Every line must be returned precisely as it is written.

----- Entries provided

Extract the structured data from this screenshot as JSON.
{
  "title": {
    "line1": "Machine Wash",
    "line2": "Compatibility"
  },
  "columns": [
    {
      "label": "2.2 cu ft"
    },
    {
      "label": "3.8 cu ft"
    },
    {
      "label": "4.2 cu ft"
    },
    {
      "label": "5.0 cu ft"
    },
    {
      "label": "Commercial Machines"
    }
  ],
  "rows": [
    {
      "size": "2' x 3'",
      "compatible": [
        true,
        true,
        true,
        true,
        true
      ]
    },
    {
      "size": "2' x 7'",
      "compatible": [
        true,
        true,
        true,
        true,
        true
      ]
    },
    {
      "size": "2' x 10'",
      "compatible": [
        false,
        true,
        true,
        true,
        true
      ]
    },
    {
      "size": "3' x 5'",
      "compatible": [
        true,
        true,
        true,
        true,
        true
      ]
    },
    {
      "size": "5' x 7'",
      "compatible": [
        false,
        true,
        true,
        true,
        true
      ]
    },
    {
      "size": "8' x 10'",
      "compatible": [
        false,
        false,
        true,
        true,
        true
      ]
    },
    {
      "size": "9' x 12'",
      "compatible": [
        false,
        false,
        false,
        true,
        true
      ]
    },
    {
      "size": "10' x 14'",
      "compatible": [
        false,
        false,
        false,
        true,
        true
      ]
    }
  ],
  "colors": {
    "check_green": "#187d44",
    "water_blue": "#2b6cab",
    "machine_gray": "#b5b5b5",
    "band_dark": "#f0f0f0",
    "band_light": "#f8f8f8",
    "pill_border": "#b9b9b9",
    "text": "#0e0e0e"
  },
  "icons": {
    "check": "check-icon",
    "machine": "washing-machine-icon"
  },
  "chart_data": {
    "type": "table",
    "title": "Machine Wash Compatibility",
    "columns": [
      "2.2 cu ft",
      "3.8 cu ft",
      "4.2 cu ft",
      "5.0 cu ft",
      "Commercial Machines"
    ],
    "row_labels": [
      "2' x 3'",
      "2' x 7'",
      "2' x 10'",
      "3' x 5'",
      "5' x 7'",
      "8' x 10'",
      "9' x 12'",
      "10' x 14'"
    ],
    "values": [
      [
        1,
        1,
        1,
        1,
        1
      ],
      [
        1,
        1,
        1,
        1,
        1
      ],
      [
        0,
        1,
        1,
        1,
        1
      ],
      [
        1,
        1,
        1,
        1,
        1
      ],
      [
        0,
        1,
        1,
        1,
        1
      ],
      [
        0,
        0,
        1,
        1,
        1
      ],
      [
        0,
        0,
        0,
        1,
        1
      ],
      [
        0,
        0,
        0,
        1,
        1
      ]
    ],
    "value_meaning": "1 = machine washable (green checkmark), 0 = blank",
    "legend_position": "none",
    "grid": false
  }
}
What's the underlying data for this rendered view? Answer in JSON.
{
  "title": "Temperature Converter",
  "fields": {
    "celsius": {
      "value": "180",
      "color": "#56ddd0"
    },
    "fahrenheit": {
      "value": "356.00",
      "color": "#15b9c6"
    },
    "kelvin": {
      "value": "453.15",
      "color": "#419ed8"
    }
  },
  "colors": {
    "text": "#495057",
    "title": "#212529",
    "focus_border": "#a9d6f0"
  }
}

----------

# Output below:
Extract the structured data from this screenshot as JSON.
{
  "title": {
    "line1": "Machine Wash",
    "line2": "Compatibility"
  },
  "columns": [
    {
      "label": "2.2 cu ft"
    },
    {
      "label": "3.8 cu ft"
    },
    {
      "label": "4.2 cu ft"
    },
    {
      "label": "5.0 cu ft"
    },
    {
      "label": "Commercial Machines"
    }
  ],
  "rows": [
    {
      "size": "2' x 3'",
      "compatible": [
        true,
        true,
        true,
        true,
        true
      ]
    },
    {
      "size": "2' x 7'",
      "compatible": [
        true,
        true,
        true,
        true,
        true
      ]
    },
    {
      "size": "2' x 10'",
      "compatible": [
        false,
        true,
        true,
        true,
        true
      ]
    },
    {
      "size": "3' x 5'",
      "compatible": [
        true,
        true,
        true,
        true,
        true
      ]
    },
    {
      "size": "5' x 7'",
      "compatible": [
        false,
        true,
        true,
        true,
        true
      ]
    },
    {
      "size": "8' x 10'",
      "compatible": [
        false,
        false,
        true,
        true,
        true
      ]
    },
    {
      "size": "9' x 12'",
      "compatible": [
        false,
        false,
        false,
        true,
        true
      ]
    },
    {
      "size": "10' x 14'",
      "compatible": [
        false,
        false,
        false,
        true,
        true
      ]
    }
  ],
  "colors": {
    "check_green": "#187d44",
    "water_blue": "#2b6cab",
    "machine_gray": "#b5b5b5",
    "band_dark": "#f0f0f0",
    "band_light": "#f8f8f8",
    "pill_border": "#b9b9b9",
    "text": "#0e0e0e"
  },
  "icons": {
    "check": "check-icon",
    "machine": "washing-machine-icon"
  },
  "chart_data": {
    "type": "table",
    "title": "Machine Wash Compatibility",
    "columns": [
      "2.2 cu ft",
      "3.8 cu ft",
      "4.2 cu ft",
      "5.0 cu ft",
      "Commercial Machines"
    ],
    "row_labels": [
      "2' x 3'",
      "2' x 7'",
      "2' x 10'",
      "3' x 5'",
      "5' x 7'",
      "8' x 10'",
      "9' x 12'",
      "10' x 14'"
    ],
    "values": [
      [
        1,
        1,
        1,
        1,
        1
      ],
      [
        1,
        1,
        1,
        1,
        1
      ],
      [
        0,
        1,
        1,
        1,
        1
      ],
      [
        1,
        1,
        1,
        1,
        1
      ],
      [
        0,
        1,
        1,
        1,
        1
      ],
      [
        0,
        0,
        1,
        1,
        1
      ],
      [
        0,
        0,
        0,
        1,
        1
      ],
      [
        0,
        0,
        0,
        1,
        1
      ]
    ],
    "value_meaning": "1 = machine washable (green checkmark), 0 = blank",
    "legend_position": "none",
    "grid": false
  }
}
What's the underlying data for this rendered view? Answer in JSON.
{
  "title": "Temperature Converter",
  "fields": {
    "celsius": {
      "value": "180",
      "color": "#56ddd0"
    },
    "fahrenheit": {
      "value": "356.00",
      "color": "#15b9c6"
    },
    "kelvin": {
      "value": "453.15",
      "color": "#419ed8"
    }
  },
  "colors": {
    "text": "#495057",
    "title": "#212529",
    "focus_border": "#a9d6f0"
  }
}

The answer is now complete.